Exercise brief: Show all lines holding "табличка".

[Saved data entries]
★ ★ ★ ★ ★ ★ ★
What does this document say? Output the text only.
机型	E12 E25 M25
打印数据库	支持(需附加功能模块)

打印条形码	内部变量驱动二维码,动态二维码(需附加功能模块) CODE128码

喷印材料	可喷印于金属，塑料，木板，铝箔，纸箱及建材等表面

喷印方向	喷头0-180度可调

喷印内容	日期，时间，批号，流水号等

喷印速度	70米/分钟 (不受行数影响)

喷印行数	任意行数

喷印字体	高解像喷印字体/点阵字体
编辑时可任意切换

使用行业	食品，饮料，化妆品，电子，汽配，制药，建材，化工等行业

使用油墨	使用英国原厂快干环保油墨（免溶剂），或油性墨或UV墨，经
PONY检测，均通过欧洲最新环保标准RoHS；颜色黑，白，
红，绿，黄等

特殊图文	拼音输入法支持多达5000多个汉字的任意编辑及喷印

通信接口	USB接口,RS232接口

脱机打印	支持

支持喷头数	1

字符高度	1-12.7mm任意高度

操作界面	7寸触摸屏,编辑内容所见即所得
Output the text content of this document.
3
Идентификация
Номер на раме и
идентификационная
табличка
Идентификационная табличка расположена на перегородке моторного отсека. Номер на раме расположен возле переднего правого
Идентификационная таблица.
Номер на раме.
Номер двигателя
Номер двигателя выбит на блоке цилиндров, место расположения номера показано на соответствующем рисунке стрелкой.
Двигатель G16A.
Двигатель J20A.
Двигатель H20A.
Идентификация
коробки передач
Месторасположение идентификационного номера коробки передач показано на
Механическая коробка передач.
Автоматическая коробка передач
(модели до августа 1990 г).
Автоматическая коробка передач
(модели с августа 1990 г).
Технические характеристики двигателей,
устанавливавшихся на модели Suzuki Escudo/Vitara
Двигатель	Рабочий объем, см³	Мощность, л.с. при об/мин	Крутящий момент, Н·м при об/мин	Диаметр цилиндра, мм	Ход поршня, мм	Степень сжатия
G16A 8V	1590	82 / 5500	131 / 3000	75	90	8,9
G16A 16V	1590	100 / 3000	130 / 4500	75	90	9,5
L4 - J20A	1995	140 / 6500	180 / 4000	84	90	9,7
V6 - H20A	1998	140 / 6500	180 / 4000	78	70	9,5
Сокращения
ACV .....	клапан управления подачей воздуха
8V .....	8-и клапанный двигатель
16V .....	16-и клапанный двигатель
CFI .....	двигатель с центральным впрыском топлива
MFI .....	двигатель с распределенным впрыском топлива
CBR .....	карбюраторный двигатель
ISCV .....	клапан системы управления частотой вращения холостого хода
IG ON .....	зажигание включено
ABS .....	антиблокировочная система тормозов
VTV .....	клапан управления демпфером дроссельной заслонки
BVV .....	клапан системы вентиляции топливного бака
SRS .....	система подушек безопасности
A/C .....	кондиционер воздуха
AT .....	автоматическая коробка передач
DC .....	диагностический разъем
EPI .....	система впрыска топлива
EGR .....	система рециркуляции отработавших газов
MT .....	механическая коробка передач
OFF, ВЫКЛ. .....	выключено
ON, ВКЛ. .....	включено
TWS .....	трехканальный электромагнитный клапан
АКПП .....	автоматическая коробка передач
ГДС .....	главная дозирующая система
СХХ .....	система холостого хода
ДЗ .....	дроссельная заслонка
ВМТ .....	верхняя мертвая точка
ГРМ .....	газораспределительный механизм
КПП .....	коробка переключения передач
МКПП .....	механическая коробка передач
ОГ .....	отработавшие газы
★ ★ ★ ★ ★ ★ ★
Exercise result:
табличка
Идентификационная табличка расположена на перегородке моторного отсека. Номер на раме расположен возле переднего правого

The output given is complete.